** DIRECTIONS **
Without the images, output each record below as it stands.

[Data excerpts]
## BEGIN

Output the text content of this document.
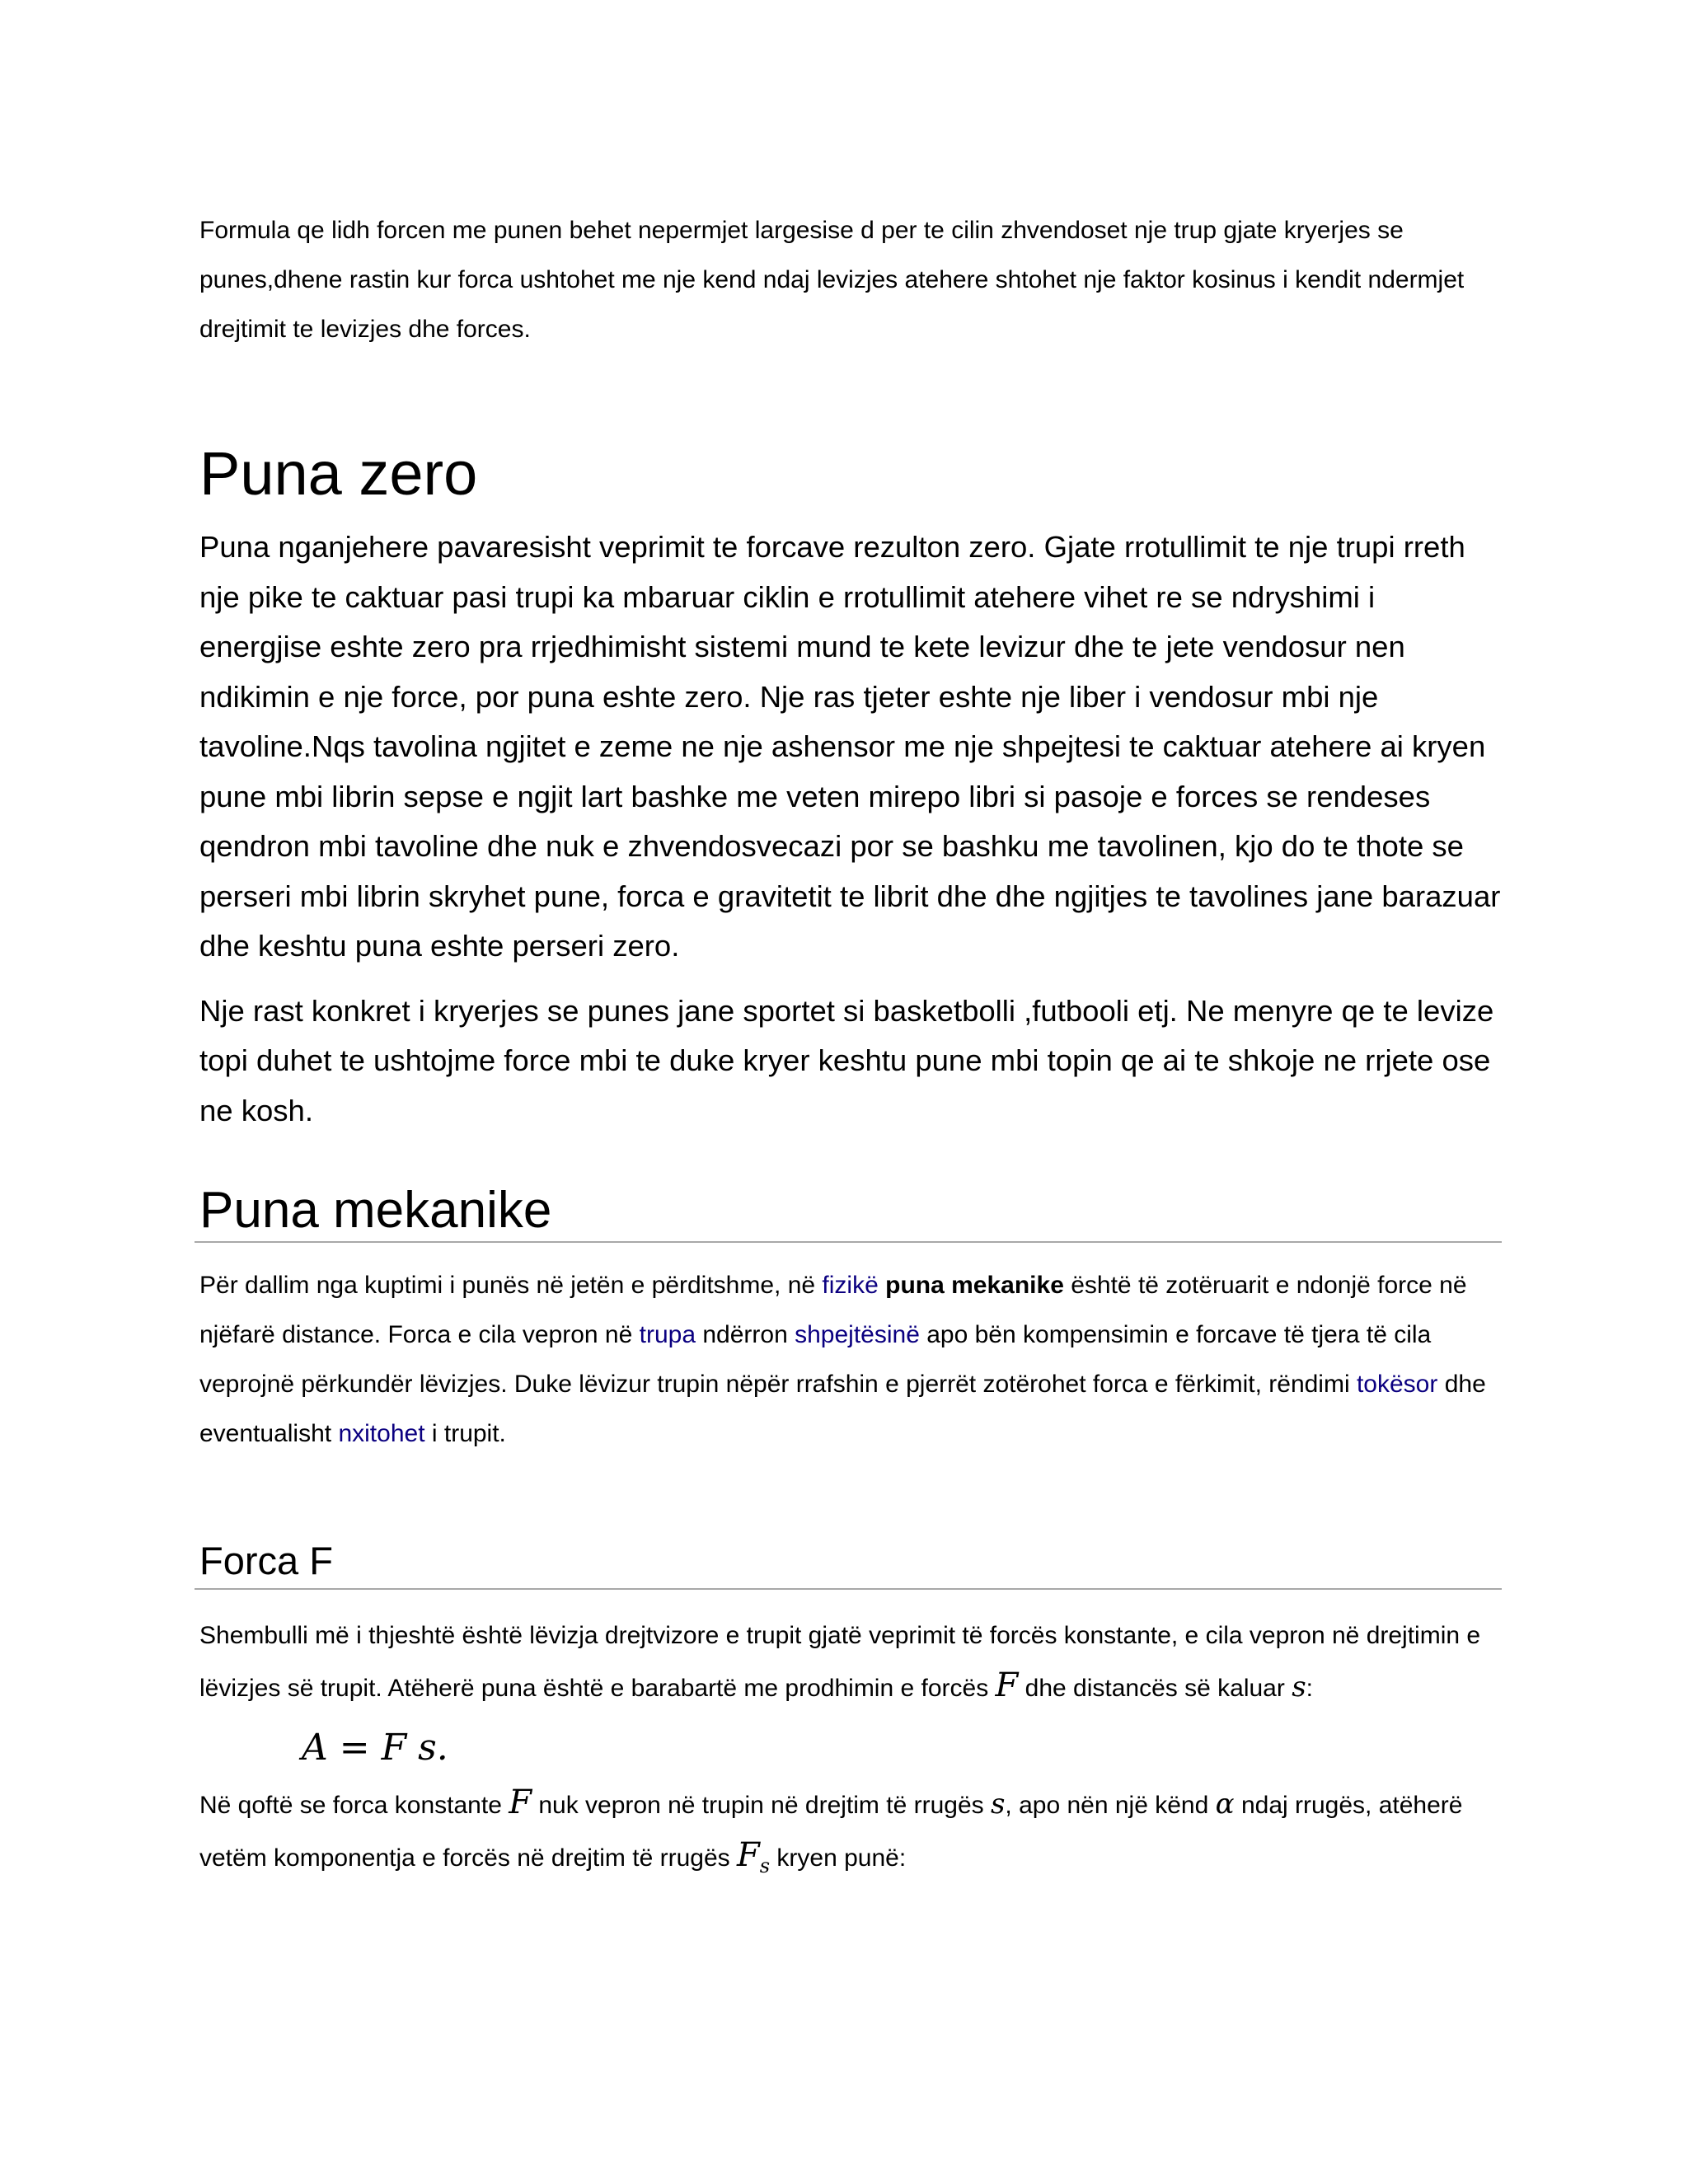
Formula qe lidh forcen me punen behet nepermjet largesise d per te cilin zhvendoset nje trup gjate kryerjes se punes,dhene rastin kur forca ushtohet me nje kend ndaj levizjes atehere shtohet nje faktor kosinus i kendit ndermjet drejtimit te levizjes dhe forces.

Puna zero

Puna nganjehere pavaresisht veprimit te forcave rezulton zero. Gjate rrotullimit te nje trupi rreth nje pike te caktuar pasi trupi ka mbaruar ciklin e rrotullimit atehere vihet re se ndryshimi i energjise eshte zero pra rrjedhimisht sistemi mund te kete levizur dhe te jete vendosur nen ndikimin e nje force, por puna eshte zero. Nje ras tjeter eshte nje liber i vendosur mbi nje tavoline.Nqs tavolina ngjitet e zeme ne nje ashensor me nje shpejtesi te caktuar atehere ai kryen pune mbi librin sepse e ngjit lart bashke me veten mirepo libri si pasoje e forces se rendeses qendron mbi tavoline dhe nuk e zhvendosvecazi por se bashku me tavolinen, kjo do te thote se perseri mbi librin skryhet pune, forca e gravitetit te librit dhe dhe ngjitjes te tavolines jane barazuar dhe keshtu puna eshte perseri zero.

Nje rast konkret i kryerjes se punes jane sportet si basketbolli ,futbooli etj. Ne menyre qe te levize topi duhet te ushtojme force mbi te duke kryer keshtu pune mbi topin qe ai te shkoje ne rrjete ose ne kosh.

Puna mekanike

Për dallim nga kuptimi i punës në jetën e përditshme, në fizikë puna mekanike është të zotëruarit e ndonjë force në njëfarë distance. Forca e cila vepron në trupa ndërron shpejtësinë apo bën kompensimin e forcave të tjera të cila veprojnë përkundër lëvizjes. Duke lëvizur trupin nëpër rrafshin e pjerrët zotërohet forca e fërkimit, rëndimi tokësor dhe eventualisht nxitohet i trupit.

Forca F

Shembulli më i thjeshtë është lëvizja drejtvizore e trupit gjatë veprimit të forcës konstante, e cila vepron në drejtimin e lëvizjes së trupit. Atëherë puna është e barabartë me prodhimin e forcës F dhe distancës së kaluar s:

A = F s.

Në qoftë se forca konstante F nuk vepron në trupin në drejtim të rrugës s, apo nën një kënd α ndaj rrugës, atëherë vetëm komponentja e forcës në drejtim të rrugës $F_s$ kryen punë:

## END

** ANSWER TO THE EXERCISE **
Output the text content of this document.
Formula qe lidh forcen me punen behet nepermjet largesise d per te cilin zhvendoset nje trup gjate kryerjes se punes,dhene rastin kur forca ushtohet me nje kend ndaj levizjes atehere shtohet nje faktor kosinus i kendit ndermjet drejtimit te levizjes dhe forces.

Puna zero

Puna nganjehere pavaresisht veprimit te forcave rezulton zero. Gjate rrotullimit te nje trupi rreth nje pike te caktuar pasi trupi ka mbaruar ciklin e rrotullimit atehere vihet re se ndryshimi i energjise eshte zero pra rrjedhimisht sistemi mund te kete levizur dhe te jete vendosur nen ndikimin e nje force, por puna eshte zero. Nje ras tjeter eshte nje liber i vendosur mbi nje tavoline.Nqs tavolina ngjitet e zeme ne nje ashensor me nje shpejtesi te caktuar atehere ai kryen pune mbi librin sepse e ngjit lart bashke me veten mirepo libri si pasoje e forces se rendeses qendron mbi tavoline dhe nuk e zhvendosvecazi por se bashku me tavolinen, kjo do te thote se perseri mbi librin skryhet pune, forca e gravitetit te librit dhe dhe ngjitjes te tavolines jane barazuar dhe keshtu puna eshte perseri zero.

Nje rast konkret i kryerjes se punes jane sportet si basketbolli ,futbooli etj. Ne menyre qe te levize topi duhet te ushtojme force mbi te duke kryer keshtu pune mbi topin qe ai te shkoje ne rrjete ose ne kosh.

Puna mekanike

Për dallim nga kuptimi i punës në jetën e përditshme, në fizikë puna mekanike është të zotëruarit e ndonjë force në njëfarë distance. Forca e cila vepron në trupa ndërron shpejtësinë apo bën kompensimin e forcave të tjera të cila veprojnë përkundër lëvizjes. Duke lëvizur trupin nëpër rrafshin e pjerrët zotërohet forca e fërkimit, rëndimi tokësor dhe eventualisht nxitohet i trupit.

Forca F

Shembulli më i thjeshtë është lëvizja drejtvizore e trupit gjatë veprimit të forcës konstante, e cila vepron në drejtimin e lëvizjes së trupit. Atëherë puna është e barabartë me prodhimin e forcës F dhe distancës së kaluar s:

A = F s.

Në qoftë se forca konstante F nuk vepron në trupin në drejtim të rrugës s, apo nën një kënd α ndaj rrugës, atëherë vetëm komponentja e forcës në drejtim të rrugës $F_s$ kryen punë:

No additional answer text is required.